### Work required:
Count the lines below that contain the word "color" and give only the number.

### Input data:
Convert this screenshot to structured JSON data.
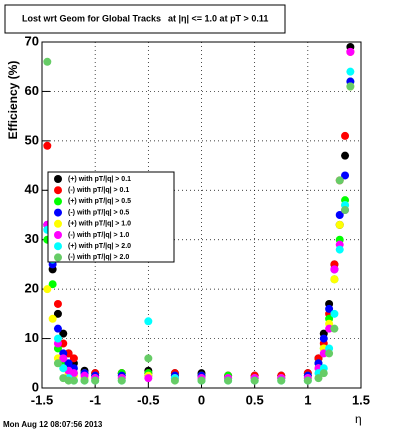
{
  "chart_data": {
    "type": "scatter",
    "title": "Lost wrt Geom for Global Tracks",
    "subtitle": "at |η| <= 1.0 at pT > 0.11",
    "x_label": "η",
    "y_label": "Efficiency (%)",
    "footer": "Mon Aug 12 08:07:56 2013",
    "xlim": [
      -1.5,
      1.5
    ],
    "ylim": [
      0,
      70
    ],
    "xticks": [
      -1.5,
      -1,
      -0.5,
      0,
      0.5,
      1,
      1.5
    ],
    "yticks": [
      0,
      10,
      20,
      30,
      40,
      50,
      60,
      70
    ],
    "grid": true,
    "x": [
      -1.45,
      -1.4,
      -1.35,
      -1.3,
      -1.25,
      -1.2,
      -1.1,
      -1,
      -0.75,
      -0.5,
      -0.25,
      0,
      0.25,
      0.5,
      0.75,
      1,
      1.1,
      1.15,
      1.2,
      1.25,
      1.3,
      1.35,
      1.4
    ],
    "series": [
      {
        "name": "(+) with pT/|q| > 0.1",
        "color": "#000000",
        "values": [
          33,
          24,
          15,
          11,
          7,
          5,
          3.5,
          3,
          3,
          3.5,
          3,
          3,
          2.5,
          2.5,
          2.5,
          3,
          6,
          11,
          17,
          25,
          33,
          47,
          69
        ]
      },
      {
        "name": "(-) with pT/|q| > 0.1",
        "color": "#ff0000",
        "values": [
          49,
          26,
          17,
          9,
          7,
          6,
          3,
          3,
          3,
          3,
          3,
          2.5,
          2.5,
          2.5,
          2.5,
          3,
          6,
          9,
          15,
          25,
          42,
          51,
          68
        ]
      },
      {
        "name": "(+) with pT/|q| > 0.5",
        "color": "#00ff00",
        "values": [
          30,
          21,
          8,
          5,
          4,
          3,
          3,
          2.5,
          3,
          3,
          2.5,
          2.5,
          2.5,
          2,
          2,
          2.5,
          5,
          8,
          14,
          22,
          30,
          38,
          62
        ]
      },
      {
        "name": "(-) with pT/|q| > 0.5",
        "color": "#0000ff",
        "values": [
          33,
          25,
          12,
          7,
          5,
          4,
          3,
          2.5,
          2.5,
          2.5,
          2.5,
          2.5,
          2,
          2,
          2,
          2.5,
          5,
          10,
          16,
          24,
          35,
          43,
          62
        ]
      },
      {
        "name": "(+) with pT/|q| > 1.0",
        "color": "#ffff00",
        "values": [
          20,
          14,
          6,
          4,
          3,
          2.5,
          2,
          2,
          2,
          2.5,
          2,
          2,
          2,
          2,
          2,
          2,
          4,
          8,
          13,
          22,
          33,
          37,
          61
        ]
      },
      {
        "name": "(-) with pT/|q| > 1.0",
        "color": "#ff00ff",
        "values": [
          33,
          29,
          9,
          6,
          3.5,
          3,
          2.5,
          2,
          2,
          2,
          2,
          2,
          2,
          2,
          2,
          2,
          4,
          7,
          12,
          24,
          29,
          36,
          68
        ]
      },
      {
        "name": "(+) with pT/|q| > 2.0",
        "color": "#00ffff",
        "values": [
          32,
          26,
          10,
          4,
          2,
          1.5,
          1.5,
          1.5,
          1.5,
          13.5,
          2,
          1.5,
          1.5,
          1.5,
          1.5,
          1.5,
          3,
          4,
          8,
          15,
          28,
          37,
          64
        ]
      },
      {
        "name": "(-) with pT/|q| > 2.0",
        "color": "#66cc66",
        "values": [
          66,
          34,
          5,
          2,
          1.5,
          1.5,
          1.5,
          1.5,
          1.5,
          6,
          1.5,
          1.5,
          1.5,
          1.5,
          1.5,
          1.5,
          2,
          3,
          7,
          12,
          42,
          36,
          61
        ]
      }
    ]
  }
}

---

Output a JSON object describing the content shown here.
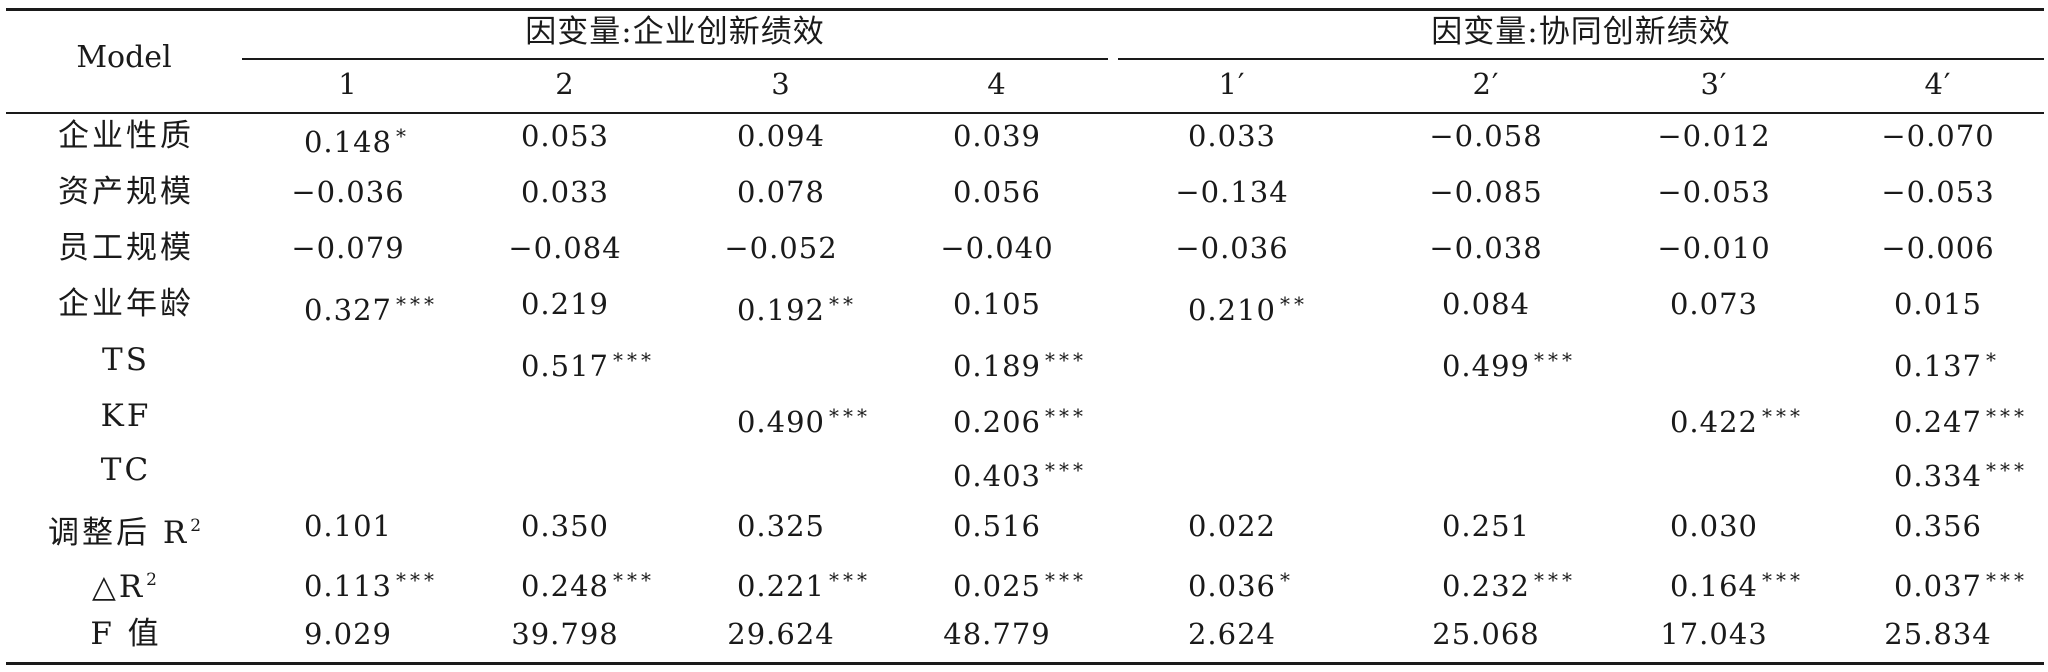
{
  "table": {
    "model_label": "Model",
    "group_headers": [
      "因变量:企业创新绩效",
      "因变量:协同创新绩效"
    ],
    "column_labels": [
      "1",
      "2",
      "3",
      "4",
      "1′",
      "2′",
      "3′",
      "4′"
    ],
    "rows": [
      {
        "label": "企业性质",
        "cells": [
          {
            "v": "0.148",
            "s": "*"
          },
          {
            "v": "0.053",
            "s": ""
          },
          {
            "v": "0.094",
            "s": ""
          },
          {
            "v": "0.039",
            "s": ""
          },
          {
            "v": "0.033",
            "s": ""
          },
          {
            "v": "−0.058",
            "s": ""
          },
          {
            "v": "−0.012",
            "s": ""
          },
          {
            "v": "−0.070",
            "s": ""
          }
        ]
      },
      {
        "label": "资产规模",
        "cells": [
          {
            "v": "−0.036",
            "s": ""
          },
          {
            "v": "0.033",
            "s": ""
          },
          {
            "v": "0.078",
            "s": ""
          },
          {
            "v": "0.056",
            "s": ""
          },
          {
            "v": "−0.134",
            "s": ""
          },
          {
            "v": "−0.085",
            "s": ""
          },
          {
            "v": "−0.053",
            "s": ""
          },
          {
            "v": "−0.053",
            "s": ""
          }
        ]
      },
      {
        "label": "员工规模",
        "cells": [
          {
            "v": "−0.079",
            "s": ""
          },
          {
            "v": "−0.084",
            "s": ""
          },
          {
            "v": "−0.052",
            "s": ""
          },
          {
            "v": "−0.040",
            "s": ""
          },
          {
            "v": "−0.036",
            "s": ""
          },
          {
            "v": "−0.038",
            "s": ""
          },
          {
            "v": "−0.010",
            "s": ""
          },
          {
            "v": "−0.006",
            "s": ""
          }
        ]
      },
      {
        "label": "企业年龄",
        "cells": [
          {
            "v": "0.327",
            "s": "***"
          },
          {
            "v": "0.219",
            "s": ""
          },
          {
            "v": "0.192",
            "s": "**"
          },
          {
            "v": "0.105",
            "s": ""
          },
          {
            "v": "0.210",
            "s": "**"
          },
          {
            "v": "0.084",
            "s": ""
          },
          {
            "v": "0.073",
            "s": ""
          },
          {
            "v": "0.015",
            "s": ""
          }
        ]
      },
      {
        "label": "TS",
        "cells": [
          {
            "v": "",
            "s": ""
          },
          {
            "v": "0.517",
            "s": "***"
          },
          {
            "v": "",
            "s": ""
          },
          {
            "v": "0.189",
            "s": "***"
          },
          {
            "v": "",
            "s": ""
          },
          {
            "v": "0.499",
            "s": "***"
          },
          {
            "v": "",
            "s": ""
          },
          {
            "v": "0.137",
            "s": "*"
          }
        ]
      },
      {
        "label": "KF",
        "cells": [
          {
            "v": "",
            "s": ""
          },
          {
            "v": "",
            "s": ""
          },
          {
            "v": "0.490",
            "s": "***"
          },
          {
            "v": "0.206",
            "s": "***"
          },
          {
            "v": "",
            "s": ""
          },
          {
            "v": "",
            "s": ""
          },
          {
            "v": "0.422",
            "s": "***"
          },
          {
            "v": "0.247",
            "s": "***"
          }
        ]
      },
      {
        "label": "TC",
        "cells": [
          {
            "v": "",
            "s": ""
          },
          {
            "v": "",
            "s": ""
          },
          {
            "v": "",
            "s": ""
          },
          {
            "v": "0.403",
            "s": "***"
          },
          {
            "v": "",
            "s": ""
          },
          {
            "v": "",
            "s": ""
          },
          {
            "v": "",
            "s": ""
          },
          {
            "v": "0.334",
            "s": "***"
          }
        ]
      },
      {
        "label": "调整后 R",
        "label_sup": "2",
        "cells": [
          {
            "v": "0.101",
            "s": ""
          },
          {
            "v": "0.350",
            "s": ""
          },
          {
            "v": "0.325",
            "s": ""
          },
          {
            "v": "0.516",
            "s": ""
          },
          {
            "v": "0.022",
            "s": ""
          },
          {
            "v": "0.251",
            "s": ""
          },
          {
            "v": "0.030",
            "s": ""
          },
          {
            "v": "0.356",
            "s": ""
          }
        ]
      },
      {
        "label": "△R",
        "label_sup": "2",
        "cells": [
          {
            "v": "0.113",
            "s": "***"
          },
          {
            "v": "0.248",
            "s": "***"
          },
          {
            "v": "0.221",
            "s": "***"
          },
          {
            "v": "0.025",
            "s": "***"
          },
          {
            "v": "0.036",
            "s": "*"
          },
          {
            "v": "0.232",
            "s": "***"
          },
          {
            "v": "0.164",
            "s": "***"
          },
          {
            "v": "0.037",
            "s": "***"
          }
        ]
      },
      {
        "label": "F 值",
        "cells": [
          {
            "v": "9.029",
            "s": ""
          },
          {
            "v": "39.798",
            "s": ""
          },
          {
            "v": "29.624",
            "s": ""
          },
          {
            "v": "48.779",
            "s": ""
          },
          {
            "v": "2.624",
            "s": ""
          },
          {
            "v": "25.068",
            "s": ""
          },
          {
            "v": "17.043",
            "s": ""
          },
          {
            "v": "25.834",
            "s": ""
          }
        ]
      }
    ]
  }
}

### Result for this exercise:
8